* start Source records *
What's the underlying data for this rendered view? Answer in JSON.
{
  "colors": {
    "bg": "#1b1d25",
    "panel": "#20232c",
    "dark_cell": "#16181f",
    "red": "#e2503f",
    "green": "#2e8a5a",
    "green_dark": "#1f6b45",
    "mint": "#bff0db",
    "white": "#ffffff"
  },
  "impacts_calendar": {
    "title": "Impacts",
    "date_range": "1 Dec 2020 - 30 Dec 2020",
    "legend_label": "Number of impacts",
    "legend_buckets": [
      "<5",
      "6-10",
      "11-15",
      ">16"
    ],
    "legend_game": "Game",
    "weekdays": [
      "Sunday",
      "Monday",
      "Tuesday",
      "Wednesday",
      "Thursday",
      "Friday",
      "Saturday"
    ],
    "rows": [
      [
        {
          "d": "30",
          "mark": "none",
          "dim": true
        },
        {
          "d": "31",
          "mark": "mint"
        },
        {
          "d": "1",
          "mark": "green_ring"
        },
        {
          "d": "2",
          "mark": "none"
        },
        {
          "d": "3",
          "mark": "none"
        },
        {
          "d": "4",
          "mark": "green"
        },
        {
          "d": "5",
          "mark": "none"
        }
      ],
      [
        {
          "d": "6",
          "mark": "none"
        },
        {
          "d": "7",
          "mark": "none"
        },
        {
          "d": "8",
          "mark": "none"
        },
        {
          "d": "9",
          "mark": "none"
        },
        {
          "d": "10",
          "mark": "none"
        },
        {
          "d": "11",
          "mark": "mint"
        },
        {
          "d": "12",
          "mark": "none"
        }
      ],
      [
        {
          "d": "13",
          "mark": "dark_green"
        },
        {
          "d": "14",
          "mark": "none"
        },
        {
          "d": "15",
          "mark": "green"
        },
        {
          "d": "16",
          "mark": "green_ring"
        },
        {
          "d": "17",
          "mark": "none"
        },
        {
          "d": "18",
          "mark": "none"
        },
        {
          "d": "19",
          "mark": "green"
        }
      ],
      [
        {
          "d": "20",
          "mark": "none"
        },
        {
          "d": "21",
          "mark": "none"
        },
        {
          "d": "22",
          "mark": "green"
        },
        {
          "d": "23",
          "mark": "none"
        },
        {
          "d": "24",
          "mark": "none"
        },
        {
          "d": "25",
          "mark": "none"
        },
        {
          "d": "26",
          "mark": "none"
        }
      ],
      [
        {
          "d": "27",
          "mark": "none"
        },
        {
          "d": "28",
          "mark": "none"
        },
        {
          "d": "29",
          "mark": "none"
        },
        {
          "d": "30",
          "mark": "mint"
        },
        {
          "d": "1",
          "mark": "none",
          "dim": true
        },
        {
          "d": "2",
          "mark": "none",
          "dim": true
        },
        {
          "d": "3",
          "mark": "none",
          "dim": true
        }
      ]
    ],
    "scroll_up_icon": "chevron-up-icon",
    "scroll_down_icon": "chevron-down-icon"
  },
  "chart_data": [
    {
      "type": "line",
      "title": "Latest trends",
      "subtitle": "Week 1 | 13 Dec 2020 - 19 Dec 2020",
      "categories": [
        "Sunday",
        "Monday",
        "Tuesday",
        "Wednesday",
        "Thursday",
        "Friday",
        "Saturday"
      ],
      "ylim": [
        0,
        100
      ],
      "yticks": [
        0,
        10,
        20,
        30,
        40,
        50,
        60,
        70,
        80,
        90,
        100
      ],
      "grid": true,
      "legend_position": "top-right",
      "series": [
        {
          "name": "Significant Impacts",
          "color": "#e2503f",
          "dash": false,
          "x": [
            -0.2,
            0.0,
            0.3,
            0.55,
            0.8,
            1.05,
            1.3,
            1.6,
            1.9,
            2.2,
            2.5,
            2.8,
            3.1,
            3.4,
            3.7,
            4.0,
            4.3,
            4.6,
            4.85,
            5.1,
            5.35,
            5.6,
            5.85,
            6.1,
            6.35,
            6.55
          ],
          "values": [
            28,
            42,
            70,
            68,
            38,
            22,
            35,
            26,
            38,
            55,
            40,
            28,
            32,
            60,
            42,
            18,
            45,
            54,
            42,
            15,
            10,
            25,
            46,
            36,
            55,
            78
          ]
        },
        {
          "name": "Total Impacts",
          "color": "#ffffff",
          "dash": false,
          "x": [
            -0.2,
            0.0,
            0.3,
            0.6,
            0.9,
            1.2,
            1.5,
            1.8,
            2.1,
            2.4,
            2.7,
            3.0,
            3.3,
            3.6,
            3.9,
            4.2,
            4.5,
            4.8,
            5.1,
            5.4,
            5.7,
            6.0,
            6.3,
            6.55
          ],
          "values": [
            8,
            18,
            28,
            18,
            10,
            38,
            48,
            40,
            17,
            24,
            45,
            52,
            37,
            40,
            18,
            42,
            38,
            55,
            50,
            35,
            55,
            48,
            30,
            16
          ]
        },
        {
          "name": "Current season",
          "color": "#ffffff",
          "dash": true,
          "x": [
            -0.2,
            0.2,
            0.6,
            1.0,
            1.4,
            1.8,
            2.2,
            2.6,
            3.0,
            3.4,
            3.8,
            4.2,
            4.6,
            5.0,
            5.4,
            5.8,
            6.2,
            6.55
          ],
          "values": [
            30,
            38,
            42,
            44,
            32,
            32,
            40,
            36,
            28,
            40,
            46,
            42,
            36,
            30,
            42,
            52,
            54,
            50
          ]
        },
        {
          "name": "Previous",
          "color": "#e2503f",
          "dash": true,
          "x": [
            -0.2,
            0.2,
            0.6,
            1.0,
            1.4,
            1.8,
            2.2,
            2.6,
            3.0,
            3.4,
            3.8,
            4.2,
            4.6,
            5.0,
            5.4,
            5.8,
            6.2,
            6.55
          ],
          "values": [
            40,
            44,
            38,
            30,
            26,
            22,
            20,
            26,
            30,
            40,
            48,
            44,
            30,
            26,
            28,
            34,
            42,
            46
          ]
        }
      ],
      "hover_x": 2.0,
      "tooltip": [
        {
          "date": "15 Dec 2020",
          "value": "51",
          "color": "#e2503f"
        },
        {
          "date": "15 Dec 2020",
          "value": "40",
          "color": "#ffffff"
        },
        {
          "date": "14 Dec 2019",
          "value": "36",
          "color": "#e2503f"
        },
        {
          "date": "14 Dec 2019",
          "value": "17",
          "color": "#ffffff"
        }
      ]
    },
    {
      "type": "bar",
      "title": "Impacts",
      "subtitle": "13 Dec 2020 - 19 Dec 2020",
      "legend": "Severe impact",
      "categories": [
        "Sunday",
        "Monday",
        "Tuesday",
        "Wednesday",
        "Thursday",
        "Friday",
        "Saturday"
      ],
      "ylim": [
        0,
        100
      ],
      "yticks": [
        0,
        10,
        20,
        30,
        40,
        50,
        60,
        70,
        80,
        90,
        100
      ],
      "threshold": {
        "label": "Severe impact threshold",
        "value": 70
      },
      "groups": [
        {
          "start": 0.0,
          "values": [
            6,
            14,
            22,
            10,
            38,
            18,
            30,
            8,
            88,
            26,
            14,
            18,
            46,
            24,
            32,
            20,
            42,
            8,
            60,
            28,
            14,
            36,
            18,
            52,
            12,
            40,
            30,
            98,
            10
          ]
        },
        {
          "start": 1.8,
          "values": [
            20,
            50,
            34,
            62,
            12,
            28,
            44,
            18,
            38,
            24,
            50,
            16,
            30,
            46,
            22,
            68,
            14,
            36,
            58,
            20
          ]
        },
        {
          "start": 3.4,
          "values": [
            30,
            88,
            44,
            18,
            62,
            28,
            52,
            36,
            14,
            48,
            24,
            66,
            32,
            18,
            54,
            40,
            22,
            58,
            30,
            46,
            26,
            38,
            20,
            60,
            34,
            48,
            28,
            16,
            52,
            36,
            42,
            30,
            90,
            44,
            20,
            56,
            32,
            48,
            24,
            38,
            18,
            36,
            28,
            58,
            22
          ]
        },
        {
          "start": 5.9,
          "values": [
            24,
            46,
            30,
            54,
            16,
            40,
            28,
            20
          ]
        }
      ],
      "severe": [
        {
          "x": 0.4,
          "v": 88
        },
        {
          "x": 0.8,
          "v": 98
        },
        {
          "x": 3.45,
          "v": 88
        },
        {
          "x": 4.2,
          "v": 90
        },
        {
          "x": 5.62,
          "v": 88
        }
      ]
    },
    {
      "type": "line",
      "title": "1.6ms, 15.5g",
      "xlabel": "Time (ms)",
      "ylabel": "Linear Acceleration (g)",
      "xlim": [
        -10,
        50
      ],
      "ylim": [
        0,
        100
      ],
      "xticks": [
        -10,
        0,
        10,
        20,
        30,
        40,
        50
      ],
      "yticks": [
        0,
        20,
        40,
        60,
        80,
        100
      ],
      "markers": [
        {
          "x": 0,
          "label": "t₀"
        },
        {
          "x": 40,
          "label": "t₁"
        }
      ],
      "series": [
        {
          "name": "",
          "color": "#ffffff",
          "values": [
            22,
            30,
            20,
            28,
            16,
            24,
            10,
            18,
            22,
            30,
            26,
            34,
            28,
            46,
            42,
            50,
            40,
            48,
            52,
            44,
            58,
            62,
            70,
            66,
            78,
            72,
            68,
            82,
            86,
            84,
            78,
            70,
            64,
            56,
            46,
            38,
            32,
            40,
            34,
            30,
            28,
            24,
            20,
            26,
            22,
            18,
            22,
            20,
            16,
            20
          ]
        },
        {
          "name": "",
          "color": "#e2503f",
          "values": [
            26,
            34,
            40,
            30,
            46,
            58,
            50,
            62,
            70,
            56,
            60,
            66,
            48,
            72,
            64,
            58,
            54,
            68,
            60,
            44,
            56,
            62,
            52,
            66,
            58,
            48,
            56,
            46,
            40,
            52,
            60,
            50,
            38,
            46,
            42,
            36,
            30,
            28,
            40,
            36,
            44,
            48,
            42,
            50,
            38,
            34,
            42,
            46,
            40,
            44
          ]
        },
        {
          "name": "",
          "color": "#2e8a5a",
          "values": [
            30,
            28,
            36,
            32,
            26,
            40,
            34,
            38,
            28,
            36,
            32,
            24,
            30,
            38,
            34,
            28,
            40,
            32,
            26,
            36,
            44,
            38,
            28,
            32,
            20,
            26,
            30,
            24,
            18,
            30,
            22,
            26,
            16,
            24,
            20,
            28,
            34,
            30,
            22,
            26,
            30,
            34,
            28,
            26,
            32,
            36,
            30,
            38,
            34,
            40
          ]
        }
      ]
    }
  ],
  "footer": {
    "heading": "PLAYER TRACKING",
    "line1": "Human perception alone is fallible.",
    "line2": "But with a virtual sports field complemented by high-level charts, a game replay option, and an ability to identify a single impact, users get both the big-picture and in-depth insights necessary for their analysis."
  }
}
* end Source records *
# Exercise requirements
State the number of lines in the records that contain the string "icon", and nothing more.

# Exercise answer
2